# Task data start

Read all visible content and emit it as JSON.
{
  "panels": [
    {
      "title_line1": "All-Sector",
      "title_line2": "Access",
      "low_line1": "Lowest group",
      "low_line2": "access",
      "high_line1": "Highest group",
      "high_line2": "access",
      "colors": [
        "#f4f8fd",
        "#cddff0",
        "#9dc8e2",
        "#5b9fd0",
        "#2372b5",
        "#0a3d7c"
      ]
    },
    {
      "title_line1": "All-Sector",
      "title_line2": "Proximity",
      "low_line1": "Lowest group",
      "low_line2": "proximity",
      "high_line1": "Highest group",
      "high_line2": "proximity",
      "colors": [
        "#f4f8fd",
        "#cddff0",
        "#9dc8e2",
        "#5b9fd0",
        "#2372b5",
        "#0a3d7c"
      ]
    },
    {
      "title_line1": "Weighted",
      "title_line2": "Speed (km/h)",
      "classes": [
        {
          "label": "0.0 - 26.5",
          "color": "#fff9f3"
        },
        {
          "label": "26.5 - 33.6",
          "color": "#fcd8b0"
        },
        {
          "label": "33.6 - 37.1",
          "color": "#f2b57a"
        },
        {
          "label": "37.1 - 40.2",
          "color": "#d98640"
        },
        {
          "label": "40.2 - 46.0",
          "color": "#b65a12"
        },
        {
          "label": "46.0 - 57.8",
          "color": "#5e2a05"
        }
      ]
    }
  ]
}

# Task data end

### Work instructions
Transcribe the material above in its entirety. Match it exactly.

### Solution to this exercise
Read all visible content and emit it as JSON.
{
  "panels": [
    {
      "title_line1": "All-Sector",
      "title_line2": "Access",
      "low_line1": "Lowest group",
      "low_line2": "access",
      "high_line1": "Highest group",
      "high_line2": "access",
      "colors": [
        "#f4f8fd",
        "#cddff0",
        "#9dc8e2",
        "#5b9fd0",
        "#2372b5",
        "#0a3d7c"
      ]
    },
    {
      "title_line1": "All-Sector",
      "title_line2": "Proximity",
      "low_line1": "Lowest group",
      "low_line2": "proximity",
      "high_line1": "Highest group",
      "high_line2": "proximity",
      "colors": [
        "#f4f8fd",
        "#cddff0",
        "#9dc8e2",
        "#5b9fd0",
        "#2372b5",
        "#0a3d7c"
      ]
    },
    {
      "title_line1": "Weighted",
      "title_line2": "Speed (km/h)",
      "classes": [
        {
          "label": "0.0 - 26.5",
          "color": "#fff9f3"
        },
        {
          "label": "26.5 - 33.6",
          "color": "#fcd8b0"
        },
        {
          "label": "33.6 - 37.1",
          "color": "#f2b57a"
        },
        {
          "label": "37.1 - 40.2",
          "color": "#d98640"
        },
        {
          "label": "40.2 - 46.0",
          "color": "#b65a12"
        },
        {
          "label": "46.0 - 57.8",
          "color": "#5e2a05"
        }
      ]
    }
  ]
}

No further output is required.